WORK TO BE COMPLETED - Each line below must be set down exactly; omit any image you find.

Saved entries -
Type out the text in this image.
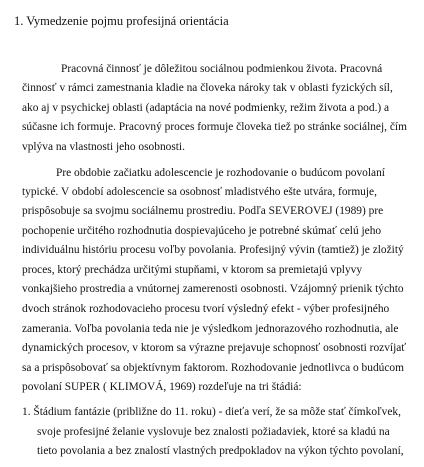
1. Vymedzenie pojmu profesijná orientácia
Pracovná činnosť je dôležitou sociálnou podmienkou života. Pracovná
činnosť v rámci zamestnania kladie na človeka nároky tak v oblasti fyzických síl,
ako aj v psychickej oblasti (adaptácia na nové podmienky, režim života a pod.) a
súčasne ich formuje. Pracovný proces formuje človeka tiež po stránke sociálnej, čím
vplýva na vlastnosti jeho osobnosti.
Pre obdobie začiatku adolescencie je rozhodovanie o budúcom povolaní
typické. V období adolescencie sa osobnosť mladistvého ešte utvára, formuje,
prispôsobuje sa svojmu sociálnemu prostrediu. Podľa SEVEROVEJ (1989) pre
pochopenie určitého rozhodnutia dospievajúceho je potrebné skúmať celú jeho
individuálnu históriu procesu voľby povolania. Profesijný vývin (tamtiež) je zložitý
proces, ktorý prechádza určitými stupňami, v ktorom sa premietajú vplyvy
vonkajšieho prostredia a vnútornej zamerenosti osobnosti. Vzájomný prienik týchto
dvoch stránok rozhodovacieho procesu tvorí výsledný efekt - výber profesijného
zamerania. Voľba povolania teda nie je výsledkom jednorazového rozhodnutia, ale
dynamických procesov, v ktorom sa výrazne prejavuje schopnosť osobnosti rozvíjať
sa a prispôsobovať sa objektívnym faktorom. Rozhodovanie jednotlivca o budúcom
povolaní SUPER ( KLIMOVÁ, 1969) rozdeľuje na tri štádiá:
1. Štádium fantázie (približne do 11. roku) - dieťa verí, že sa môže stať čímkoľvek,
svoje profesijné želanie vyslovuje bez znalosti požiadaviek, ktoré sa kladú na
tieto povolania a bez znalostí vlastných predpokladov na výkon týchto povolaní,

SOLUTION FOR THIS EXERCISE -
Type out the text in this image.
1. Vymedzenie pojmu profesijná orientácia
Pracovná činnosť je dôležitou sociálnou podmienkou života. Pracovná
činnosť v rámci zamestnania kladie na človeka nároky tak v oblasti fyzických síl,
ako aj v psychickej oblasti (adaptácia na nové podmienky, režim života a pod.) a
súčasne ich formuje. Pracovný proces formuje človeka tiež po stránke sociálnej, čím
vplýva na vlastnosti jeho osobnosti.
Pre obdobie začiatku adolescencie je rozhodovanie o budúcom povolaní
typické. V období adolescencie sa osobnosť mladistvého ešte utvára, formuje,
prispôsobuje sa svojmu sociálnemu prostrediu. Podľa SEVEROVEJ (1989) pre
pochopenie určitého rozhodnutia dospievajúceho je potrebné skúmať celú jeho
individuálnu históriu procesu voľby povolania. Profesijný vývin (tamtiež) je zložitý
proces, ktorý prechádza určitými stupňami, v ktorom sa premietajú vplyvy
vonkajšieho prostredia a vnútornej zamerenosti osobnosti. Vzájomný prienik týchto
dvoch stránok rozhodovacieho procesu tvorí výsledný efekt - výber profesijného
zamerania. Voľba povolania teda nie je výsledkom jednorazového rozhodnutia, ale
dynamických procesov, v ktorom sa výrazne prejavuje schopnosť osobnosti rozvíjať
sa a prispôsobovať sa objektívnym faktorom. Rozhodovanie jednotlivca o budúcom
povolaní SUPER ( KLIMOVÁ, 1969) rozdeľuje na tri štádiá:
1. Štádium fantázie (približne do 11. roku) - dieťa verí, že sa môže stať čímkoľvek,
svoje profesijné želanie vyslovuje bez znalosti požiadaviek, ktoré sa kladú na
tieto povolania a bez znalostí vlastných predpokladov na výkon týchto povolaní,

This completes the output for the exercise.